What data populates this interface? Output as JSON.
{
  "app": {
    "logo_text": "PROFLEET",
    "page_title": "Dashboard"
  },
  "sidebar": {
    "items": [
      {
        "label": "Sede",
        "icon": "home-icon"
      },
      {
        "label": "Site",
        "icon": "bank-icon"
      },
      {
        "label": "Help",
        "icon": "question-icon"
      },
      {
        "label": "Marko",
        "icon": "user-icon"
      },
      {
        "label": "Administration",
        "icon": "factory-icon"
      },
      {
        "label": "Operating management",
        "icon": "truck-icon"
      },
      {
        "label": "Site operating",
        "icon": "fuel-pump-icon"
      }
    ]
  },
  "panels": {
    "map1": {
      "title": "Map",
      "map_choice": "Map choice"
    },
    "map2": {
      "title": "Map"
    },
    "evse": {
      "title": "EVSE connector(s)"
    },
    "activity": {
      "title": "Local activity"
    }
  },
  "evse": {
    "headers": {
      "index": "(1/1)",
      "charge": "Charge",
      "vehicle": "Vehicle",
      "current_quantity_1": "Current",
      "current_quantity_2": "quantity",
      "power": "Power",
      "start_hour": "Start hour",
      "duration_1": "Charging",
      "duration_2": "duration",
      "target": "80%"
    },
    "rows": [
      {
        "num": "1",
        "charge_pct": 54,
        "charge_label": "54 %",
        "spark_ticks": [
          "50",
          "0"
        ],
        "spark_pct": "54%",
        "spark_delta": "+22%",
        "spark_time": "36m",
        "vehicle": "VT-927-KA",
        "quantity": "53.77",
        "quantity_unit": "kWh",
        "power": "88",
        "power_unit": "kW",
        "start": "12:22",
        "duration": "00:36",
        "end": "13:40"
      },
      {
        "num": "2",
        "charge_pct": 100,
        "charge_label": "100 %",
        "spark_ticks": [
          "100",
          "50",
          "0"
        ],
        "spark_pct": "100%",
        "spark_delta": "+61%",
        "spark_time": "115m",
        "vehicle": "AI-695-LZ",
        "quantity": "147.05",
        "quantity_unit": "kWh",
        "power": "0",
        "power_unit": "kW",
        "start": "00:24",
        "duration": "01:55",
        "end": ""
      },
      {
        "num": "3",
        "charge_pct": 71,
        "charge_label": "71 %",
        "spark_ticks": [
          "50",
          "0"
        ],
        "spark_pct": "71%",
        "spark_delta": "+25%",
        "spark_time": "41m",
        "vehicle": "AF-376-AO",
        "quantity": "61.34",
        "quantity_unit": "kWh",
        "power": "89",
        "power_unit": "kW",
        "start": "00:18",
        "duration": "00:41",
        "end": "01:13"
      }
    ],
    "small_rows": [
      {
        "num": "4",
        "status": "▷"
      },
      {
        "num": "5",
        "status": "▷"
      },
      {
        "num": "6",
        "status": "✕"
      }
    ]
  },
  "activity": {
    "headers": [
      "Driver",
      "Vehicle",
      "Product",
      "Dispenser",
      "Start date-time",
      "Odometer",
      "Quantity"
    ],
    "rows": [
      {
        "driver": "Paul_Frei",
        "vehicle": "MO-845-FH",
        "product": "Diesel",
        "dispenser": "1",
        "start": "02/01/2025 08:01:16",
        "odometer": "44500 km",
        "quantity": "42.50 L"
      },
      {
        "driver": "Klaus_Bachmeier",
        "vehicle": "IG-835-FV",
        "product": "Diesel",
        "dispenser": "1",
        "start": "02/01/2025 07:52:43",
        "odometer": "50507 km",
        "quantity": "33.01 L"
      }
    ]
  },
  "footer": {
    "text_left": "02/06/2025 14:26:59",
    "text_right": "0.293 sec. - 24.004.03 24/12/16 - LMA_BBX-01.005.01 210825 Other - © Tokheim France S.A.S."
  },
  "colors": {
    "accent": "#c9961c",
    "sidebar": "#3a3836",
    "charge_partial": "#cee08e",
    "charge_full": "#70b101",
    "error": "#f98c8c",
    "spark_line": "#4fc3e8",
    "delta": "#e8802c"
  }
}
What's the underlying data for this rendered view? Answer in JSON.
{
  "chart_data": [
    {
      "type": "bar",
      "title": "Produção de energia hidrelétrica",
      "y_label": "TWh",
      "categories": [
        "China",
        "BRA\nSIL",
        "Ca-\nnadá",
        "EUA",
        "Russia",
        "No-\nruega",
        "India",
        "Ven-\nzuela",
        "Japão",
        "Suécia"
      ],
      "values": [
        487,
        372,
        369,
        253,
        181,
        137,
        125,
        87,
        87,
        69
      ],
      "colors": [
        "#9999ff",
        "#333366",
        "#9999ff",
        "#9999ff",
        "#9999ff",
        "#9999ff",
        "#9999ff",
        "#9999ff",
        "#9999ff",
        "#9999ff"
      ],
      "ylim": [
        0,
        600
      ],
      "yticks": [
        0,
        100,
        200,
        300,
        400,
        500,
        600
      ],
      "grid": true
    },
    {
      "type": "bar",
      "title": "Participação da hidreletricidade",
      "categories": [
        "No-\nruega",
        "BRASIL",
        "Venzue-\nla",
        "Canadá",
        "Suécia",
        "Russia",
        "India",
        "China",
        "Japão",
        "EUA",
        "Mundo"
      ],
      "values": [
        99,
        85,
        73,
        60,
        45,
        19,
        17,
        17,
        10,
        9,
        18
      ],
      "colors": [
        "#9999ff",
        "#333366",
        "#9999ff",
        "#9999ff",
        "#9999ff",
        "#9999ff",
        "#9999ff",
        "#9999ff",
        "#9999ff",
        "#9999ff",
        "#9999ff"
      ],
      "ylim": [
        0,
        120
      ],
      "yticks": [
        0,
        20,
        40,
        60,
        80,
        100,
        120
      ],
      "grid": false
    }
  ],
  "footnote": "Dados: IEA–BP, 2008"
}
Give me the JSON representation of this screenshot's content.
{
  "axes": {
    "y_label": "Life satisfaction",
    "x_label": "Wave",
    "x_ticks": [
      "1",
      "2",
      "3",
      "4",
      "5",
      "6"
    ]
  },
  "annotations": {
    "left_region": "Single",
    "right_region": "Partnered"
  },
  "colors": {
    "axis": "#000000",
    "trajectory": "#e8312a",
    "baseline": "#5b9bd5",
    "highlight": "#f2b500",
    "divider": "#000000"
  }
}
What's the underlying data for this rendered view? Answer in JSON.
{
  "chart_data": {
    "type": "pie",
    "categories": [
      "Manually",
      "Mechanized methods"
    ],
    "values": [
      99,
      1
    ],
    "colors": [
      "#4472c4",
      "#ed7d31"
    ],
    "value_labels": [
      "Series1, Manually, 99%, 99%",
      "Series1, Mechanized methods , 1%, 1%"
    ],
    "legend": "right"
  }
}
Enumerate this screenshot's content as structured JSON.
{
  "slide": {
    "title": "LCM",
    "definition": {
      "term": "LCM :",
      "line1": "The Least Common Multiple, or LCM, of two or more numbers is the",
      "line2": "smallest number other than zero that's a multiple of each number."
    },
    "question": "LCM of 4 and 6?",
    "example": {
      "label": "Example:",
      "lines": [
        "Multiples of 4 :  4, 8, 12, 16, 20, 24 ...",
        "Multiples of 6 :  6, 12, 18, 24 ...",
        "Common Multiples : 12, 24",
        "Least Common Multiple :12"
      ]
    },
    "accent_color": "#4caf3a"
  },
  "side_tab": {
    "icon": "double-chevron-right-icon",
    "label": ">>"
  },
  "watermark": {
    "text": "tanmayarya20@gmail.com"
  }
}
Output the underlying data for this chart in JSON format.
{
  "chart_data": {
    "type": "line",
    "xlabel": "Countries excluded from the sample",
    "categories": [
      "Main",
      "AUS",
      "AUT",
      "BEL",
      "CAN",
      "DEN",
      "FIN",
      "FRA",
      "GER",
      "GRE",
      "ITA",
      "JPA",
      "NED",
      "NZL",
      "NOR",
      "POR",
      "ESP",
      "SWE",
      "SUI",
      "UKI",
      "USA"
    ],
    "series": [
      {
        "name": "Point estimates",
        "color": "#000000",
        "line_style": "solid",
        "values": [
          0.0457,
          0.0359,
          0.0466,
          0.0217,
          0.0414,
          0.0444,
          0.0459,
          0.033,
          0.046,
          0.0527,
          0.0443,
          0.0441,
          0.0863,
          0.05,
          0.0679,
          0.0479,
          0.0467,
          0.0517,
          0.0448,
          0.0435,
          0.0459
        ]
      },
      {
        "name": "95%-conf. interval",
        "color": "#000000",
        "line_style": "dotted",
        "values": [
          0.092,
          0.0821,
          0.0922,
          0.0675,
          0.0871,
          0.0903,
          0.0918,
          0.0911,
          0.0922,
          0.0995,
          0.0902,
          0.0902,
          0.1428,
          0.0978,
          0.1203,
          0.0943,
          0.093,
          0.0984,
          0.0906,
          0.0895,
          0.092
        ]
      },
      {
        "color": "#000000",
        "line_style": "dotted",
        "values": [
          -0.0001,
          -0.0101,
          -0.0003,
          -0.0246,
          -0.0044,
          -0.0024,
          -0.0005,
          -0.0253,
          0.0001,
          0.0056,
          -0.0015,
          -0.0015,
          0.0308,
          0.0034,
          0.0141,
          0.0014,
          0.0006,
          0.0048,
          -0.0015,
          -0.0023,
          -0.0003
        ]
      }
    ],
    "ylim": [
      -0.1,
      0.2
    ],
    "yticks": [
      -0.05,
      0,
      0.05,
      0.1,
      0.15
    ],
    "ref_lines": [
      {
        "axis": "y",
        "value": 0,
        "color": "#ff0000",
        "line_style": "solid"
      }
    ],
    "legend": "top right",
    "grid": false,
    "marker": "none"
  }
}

* **Directions**
Looking at the records above, work out how many lines include the word "question", then give that number by itself.

* **Reply to the task**
2